Copy each line with the word "type" in it.

* Material *
- - - -
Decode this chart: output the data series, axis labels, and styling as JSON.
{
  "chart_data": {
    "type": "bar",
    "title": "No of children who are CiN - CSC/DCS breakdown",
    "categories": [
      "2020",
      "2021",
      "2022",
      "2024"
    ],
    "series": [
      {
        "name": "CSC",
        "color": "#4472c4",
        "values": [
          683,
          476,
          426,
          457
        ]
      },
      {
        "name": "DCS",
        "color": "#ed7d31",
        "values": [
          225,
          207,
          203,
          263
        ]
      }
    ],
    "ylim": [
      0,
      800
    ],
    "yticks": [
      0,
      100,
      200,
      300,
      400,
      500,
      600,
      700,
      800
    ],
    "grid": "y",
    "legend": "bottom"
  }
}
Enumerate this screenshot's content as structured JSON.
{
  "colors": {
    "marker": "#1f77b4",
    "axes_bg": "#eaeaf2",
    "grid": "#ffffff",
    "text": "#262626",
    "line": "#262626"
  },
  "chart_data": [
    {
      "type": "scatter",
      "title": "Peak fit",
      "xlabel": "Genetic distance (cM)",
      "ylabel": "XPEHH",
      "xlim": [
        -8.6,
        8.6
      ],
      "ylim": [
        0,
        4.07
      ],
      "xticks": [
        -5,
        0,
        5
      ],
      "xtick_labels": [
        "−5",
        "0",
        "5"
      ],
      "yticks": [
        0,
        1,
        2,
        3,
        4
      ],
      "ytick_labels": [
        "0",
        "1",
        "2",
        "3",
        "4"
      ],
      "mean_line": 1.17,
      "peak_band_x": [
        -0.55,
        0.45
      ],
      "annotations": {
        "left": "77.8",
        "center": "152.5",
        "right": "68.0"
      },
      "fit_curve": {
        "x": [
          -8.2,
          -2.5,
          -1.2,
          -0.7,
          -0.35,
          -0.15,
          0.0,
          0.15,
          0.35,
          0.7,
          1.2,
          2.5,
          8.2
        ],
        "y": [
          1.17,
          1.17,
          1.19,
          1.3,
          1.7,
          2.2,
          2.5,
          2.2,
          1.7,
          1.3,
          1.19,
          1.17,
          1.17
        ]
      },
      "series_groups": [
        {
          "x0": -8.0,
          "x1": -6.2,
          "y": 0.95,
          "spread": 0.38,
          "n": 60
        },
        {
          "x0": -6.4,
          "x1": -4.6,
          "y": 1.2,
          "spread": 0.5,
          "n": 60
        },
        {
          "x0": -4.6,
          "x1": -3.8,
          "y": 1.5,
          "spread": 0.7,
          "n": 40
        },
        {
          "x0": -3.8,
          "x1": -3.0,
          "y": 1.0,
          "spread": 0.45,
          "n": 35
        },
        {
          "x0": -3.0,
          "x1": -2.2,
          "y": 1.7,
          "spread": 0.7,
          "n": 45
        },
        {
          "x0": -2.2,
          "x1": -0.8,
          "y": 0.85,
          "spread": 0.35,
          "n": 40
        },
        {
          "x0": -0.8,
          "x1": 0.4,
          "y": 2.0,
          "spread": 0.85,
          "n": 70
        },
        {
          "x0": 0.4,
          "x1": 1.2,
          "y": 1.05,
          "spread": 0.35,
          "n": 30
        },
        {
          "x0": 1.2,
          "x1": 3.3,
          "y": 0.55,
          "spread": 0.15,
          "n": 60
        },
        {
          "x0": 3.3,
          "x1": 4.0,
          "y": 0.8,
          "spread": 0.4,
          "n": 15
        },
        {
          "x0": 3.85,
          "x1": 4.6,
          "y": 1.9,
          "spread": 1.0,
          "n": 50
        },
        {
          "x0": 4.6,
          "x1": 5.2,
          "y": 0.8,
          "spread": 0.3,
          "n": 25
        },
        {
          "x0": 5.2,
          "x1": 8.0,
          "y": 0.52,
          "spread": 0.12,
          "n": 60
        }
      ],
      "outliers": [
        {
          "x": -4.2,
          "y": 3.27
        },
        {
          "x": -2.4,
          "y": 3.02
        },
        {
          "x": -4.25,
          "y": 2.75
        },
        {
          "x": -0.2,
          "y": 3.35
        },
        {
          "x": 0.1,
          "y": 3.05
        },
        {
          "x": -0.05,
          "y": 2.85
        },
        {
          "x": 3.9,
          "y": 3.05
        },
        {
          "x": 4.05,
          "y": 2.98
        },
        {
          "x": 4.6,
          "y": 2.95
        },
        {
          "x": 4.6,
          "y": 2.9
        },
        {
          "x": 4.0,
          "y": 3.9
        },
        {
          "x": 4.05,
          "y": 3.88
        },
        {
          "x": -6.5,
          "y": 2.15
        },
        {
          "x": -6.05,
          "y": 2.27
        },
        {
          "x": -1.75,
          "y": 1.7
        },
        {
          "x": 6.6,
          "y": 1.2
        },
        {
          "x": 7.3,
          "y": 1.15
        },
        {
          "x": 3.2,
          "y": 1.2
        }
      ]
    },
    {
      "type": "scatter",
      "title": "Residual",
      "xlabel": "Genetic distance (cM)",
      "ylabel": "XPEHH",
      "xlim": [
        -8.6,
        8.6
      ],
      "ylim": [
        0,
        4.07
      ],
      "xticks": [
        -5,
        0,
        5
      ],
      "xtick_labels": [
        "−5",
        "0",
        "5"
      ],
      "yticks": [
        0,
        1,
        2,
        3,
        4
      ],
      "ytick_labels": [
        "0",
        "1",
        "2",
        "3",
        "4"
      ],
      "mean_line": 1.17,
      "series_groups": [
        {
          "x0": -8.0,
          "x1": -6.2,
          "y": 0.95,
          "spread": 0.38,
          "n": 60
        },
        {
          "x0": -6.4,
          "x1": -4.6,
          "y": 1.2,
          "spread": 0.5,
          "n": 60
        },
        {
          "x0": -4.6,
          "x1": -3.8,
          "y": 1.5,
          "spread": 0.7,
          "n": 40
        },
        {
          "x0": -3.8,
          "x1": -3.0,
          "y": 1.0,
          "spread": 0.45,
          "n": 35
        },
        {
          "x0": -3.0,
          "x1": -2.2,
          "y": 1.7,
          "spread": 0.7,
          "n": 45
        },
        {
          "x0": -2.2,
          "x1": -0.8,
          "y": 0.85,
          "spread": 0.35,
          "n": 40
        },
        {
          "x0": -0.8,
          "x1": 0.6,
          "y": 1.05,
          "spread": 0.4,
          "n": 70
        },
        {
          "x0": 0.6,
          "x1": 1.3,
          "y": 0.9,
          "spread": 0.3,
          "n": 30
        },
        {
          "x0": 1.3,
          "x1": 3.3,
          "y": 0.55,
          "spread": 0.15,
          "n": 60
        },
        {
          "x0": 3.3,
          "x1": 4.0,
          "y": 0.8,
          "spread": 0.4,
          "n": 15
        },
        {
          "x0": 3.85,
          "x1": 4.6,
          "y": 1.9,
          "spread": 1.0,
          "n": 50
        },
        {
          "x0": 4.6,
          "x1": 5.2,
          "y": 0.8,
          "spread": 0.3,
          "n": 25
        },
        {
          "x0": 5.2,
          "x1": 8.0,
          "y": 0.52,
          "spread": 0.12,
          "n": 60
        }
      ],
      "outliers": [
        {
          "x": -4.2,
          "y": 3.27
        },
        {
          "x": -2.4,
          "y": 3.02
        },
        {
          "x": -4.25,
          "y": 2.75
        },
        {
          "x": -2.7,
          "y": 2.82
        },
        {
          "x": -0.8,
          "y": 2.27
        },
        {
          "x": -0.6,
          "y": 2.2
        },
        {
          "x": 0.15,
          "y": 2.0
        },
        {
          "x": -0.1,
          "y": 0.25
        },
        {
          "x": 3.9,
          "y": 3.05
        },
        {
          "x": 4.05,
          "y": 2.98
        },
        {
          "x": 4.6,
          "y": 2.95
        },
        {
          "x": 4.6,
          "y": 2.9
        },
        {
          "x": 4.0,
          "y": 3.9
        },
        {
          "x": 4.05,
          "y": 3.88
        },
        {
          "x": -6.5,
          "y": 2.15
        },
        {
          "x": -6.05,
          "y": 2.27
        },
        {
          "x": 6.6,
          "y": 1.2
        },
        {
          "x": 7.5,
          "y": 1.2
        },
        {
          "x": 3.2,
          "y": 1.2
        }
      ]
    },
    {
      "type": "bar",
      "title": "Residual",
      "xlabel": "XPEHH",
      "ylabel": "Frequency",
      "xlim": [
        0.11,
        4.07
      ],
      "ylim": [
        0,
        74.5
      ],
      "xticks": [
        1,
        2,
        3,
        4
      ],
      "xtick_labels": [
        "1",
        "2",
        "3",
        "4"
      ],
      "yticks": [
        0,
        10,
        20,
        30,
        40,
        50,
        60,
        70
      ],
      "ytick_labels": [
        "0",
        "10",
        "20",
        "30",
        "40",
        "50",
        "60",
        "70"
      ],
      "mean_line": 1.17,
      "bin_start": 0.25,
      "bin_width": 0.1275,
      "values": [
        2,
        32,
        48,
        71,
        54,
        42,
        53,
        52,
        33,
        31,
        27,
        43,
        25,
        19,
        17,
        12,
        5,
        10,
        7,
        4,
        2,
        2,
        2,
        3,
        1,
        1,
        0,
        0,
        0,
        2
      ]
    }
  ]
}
- - - -
* Expected answer *
    "type": "bar",
      "type": "scatter",
      "type": "scatter",
      "type": "bar",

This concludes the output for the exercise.